··· Raw records ···

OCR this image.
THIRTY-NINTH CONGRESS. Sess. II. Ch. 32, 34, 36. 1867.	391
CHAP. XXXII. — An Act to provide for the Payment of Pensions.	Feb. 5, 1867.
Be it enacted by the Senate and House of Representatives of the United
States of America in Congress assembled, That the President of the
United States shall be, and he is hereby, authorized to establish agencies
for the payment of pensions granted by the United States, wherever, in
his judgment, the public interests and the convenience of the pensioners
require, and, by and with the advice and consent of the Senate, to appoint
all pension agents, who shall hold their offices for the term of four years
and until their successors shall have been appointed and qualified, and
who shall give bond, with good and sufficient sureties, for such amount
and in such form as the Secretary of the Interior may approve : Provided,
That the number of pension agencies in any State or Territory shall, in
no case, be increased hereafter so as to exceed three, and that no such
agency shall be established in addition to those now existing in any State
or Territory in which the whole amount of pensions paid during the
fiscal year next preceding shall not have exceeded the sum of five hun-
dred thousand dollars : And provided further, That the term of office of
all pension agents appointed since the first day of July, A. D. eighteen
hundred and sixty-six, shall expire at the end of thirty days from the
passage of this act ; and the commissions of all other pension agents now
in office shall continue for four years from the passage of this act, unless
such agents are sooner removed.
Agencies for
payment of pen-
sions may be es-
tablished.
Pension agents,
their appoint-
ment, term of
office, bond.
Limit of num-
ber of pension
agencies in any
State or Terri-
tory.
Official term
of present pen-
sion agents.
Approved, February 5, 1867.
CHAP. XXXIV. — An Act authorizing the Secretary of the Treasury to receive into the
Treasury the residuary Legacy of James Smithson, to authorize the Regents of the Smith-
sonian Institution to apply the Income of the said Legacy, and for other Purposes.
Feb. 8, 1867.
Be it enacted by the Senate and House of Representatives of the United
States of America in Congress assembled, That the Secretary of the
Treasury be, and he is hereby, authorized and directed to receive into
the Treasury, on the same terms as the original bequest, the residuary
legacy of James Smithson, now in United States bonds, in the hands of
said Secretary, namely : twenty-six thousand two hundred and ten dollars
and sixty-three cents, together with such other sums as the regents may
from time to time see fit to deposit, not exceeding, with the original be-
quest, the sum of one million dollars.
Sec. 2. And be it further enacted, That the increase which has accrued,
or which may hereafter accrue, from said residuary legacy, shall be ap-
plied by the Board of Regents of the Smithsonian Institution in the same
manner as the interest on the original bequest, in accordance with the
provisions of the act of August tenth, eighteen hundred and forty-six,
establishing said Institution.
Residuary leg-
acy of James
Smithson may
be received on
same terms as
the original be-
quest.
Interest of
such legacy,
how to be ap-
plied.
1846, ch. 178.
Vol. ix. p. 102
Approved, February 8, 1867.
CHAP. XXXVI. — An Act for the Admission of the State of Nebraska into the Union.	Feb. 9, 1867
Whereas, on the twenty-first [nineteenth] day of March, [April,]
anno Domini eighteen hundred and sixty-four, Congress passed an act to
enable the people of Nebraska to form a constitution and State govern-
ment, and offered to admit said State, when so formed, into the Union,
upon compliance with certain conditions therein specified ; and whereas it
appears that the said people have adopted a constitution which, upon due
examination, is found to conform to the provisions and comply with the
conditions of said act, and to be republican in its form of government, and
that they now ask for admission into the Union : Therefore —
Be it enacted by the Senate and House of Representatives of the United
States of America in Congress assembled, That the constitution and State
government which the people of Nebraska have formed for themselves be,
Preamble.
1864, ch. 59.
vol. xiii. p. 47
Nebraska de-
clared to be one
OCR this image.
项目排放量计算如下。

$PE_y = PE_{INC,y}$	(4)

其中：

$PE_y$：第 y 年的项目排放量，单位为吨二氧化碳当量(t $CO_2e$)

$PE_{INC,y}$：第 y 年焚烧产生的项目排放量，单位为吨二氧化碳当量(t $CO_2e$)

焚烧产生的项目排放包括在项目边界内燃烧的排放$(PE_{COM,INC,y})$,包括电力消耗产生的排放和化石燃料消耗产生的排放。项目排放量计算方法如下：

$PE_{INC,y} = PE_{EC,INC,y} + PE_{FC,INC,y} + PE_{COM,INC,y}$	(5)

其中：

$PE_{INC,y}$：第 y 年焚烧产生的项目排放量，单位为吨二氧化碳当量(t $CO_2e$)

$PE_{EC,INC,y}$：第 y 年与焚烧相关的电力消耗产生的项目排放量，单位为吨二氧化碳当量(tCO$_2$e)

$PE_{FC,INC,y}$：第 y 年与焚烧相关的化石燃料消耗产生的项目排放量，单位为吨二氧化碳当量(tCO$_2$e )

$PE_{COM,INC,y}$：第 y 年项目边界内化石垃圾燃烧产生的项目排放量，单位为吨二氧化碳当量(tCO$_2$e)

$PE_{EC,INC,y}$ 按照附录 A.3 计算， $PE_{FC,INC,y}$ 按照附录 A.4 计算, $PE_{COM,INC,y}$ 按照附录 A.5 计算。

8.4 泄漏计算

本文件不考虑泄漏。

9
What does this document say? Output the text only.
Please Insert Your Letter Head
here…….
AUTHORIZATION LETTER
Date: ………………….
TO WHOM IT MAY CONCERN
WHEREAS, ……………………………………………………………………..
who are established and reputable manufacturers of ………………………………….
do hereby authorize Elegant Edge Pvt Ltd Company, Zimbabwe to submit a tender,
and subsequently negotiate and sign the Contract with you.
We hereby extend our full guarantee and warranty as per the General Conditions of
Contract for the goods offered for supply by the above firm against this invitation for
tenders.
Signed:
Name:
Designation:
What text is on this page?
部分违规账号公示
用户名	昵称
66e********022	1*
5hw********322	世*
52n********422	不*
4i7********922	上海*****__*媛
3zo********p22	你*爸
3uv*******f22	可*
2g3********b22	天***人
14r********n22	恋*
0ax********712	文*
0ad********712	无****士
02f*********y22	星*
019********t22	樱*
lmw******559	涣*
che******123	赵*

···

• Exercise directions
Copy all lines from the material that contain "people".

• Task result
enable the people of Nebraska to form a constitution and State govern-
appears that the said people have adopted a constitution which, upon due
government which the people of Nebraska have formed for themselves be,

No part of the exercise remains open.